# START OF Provided records
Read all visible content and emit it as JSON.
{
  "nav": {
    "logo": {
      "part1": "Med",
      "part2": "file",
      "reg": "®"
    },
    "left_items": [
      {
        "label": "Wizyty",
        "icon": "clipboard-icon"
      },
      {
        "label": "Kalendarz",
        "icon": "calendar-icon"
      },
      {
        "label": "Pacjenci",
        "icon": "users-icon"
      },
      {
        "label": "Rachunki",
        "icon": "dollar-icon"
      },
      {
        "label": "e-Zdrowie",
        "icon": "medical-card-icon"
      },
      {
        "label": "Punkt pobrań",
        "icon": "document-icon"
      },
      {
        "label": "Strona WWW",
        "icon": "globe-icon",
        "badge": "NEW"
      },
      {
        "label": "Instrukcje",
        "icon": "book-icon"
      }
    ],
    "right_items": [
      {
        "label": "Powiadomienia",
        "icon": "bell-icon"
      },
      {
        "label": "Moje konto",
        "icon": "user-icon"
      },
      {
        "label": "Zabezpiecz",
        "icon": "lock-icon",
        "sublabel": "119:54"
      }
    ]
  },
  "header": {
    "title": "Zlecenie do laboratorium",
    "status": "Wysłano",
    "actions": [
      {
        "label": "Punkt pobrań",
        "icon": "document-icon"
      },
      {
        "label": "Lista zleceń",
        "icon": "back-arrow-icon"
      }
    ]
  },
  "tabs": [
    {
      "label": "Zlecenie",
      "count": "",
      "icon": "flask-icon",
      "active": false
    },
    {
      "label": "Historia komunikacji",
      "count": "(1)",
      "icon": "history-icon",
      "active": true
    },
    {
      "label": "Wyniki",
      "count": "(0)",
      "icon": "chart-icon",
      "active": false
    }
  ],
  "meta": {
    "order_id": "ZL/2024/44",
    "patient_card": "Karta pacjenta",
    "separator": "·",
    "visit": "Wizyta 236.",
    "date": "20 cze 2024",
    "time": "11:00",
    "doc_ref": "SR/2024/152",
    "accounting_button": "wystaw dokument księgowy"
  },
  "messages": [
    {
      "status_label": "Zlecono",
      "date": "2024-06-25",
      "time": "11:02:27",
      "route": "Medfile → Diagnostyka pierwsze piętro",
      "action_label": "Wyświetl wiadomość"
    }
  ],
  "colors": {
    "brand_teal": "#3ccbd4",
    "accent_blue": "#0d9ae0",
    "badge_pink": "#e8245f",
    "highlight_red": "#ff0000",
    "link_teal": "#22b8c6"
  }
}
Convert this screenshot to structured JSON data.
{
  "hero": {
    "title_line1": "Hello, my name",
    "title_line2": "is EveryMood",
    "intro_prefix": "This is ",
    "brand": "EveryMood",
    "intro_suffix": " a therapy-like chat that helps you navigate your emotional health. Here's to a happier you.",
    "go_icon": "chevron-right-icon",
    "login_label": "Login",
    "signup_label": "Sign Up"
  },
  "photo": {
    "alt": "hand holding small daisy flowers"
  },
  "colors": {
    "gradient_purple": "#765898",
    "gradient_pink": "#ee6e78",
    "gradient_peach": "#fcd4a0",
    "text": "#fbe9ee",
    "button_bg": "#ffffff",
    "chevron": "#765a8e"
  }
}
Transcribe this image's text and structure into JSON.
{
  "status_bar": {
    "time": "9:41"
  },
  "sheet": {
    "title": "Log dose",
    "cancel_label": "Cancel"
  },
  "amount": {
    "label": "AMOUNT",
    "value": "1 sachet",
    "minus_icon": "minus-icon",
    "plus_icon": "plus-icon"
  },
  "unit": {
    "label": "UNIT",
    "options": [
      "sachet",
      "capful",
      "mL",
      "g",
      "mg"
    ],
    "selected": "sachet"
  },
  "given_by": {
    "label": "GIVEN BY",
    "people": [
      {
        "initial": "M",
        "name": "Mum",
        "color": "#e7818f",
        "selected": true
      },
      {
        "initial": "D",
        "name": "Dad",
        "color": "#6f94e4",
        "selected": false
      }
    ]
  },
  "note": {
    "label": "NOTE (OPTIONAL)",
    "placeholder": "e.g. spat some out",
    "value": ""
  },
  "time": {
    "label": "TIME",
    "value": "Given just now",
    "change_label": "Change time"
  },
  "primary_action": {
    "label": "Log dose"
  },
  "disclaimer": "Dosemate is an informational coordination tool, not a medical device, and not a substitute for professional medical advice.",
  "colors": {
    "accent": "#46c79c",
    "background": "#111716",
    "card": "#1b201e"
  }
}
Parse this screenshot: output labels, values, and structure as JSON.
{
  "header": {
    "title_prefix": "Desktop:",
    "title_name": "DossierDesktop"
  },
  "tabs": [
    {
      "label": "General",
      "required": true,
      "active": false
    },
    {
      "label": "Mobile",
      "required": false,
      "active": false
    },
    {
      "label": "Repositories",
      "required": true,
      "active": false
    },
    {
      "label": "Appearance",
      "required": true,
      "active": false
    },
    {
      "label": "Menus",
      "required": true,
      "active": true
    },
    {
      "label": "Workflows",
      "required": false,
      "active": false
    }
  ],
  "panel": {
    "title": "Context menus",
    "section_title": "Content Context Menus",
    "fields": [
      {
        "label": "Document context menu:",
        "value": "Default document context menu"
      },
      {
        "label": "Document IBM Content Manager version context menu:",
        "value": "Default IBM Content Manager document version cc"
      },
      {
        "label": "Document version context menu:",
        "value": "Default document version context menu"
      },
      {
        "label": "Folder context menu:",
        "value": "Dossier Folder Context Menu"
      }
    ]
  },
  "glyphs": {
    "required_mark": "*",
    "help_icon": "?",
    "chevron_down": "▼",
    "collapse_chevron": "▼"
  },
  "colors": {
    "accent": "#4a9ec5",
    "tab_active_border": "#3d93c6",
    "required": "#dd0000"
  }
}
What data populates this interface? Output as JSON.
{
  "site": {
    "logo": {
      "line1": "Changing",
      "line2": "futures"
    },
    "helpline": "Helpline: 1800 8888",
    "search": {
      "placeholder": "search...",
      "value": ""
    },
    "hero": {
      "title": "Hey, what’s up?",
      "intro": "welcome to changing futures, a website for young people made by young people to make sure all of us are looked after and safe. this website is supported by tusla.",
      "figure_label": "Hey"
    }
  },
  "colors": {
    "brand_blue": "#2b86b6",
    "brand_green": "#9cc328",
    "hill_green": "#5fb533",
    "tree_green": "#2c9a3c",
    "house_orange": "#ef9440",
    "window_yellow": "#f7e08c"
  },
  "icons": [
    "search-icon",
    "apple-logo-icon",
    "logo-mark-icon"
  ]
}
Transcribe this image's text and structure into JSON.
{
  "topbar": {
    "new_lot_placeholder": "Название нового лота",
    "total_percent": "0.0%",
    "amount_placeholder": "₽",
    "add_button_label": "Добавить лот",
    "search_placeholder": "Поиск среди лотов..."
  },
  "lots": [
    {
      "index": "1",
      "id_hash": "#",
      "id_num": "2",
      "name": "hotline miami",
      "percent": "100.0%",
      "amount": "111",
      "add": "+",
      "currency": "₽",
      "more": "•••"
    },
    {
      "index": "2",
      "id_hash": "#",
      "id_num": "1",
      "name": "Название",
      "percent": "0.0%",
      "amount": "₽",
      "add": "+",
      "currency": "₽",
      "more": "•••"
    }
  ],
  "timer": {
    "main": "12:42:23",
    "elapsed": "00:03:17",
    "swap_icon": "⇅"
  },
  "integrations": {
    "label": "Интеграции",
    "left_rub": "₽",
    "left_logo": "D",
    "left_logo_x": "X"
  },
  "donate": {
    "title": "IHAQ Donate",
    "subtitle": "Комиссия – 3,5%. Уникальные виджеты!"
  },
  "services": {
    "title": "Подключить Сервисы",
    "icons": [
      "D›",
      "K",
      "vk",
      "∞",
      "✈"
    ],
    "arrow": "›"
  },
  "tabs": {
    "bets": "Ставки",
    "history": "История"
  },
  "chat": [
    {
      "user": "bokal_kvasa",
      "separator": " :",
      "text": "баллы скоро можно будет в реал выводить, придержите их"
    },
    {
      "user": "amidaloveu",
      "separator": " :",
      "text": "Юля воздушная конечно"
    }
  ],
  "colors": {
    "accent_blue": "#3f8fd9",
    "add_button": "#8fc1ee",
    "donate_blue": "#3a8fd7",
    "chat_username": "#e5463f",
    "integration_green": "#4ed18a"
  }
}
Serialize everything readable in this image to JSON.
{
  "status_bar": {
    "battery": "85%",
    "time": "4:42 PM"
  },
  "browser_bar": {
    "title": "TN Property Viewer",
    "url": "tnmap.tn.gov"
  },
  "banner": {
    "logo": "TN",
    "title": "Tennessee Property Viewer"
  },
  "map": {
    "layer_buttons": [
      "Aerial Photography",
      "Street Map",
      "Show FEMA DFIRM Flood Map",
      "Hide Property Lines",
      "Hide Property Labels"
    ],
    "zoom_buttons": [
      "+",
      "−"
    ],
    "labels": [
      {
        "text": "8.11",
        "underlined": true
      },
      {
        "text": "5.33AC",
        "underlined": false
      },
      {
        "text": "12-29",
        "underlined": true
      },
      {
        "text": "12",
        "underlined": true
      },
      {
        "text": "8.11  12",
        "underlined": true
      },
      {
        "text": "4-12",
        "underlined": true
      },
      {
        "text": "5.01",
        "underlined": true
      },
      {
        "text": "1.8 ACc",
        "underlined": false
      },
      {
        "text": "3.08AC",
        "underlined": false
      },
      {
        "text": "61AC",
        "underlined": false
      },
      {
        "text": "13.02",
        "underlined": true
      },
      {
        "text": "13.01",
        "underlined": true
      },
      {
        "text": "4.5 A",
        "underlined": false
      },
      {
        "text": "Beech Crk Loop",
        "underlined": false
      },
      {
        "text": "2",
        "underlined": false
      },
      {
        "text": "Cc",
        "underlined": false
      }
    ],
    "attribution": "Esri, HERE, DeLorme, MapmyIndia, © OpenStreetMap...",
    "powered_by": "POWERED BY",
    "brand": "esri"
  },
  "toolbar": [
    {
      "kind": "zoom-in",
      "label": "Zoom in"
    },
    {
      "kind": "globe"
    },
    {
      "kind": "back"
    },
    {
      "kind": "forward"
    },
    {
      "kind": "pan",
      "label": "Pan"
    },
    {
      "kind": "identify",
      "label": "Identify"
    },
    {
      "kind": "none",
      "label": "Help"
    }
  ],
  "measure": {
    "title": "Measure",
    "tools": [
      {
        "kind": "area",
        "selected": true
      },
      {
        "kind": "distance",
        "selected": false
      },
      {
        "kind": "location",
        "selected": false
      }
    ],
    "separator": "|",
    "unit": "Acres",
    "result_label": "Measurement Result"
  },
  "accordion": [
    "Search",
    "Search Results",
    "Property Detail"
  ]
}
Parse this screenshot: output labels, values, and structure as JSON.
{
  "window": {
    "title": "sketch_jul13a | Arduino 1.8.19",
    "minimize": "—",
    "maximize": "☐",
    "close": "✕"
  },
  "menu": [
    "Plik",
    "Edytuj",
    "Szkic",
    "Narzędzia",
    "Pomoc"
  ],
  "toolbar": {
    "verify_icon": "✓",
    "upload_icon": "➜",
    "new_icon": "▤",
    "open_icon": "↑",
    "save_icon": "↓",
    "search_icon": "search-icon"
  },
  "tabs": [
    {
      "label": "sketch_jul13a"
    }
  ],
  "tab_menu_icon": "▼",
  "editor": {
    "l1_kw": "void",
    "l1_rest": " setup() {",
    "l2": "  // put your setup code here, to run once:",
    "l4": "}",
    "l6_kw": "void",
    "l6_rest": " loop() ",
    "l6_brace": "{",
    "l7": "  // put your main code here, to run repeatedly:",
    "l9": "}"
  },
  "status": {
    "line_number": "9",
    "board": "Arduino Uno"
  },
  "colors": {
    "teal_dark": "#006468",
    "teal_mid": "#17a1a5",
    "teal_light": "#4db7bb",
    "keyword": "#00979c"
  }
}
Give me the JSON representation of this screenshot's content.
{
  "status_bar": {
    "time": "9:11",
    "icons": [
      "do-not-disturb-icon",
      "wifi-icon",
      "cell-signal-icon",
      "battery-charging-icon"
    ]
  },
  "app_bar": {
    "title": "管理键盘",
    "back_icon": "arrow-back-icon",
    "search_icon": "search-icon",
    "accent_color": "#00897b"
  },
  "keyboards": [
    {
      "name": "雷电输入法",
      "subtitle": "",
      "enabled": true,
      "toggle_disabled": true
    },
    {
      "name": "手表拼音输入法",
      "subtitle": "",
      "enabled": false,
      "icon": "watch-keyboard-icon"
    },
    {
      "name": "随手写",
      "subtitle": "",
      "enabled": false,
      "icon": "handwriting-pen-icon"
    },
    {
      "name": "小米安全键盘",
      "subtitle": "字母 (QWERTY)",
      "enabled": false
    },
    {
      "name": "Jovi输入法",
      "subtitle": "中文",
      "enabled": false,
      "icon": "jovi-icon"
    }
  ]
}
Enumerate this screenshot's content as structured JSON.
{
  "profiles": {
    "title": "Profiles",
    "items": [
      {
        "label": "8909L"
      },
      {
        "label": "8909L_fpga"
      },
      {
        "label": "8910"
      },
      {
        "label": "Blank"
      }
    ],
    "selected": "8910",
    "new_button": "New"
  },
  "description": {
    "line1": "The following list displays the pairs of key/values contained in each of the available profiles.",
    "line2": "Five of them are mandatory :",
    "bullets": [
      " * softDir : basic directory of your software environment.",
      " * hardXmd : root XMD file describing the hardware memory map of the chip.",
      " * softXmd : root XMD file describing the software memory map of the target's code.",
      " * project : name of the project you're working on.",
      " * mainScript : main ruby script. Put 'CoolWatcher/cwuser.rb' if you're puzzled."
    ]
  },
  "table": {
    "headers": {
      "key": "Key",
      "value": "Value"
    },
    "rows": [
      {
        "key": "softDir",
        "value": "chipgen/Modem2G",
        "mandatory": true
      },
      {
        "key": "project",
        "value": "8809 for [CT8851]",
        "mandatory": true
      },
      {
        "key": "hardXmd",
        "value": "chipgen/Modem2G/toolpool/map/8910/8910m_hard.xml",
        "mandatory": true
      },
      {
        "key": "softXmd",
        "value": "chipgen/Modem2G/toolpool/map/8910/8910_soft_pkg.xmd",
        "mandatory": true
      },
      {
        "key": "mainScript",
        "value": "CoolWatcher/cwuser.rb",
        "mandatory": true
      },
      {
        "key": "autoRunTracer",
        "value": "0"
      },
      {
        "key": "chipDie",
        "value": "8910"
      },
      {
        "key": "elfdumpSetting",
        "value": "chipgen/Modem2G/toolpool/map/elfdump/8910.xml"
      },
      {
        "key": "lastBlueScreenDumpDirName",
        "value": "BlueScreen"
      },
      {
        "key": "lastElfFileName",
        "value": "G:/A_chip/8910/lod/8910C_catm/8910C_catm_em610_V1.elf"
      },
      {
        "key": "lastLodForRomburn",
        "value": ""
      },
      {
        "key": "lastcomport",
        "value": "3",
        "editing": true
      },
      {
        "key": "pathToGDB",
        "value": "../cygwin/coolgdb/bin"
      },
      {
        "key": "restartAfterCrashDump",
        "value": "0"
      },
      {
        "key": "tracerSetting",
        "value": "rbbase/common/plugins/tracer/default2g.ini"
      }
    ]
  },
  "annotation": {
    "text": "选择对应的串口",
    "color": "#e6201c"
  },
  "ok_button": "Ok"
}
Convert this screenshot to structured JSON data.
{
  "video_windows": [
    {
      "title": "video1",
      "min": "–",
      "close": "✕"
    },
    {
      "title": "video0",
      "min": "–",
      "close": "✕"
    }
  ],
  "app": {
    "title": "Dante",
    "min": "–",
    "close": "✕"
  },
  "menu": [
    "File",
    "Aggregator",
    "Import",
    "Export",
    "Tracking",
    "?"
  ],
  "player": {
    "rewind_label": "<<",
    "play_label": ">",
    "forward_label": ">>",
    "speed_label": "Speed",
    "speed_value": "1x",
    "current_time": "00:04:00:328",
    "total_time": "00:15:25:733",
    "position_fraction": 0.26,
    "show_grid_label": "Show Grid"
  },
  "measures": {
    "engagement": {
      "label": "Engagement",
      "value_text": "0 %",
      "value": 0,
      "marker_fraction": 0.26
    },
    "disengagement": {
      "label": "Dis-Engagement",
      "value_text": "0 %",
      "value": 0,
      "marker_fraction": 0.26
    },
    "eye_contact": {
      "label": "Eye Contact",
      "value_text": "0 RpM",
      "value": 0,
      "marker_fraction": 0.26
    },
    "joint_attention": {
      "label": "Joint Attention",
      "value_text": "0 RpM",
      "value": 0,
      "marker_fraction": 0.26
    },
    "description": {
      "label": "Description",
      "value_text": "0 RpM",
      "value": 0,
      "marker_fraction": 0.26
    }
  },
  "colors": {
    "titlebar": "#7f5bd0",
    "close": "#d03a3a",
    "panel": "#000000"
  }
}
# END OF Provided records
Copy each line above that contains the word "arrow".

        "icon": "back-arrow-icon"
    "arrow": "›"
    "back_icon": "arrow-back-icon",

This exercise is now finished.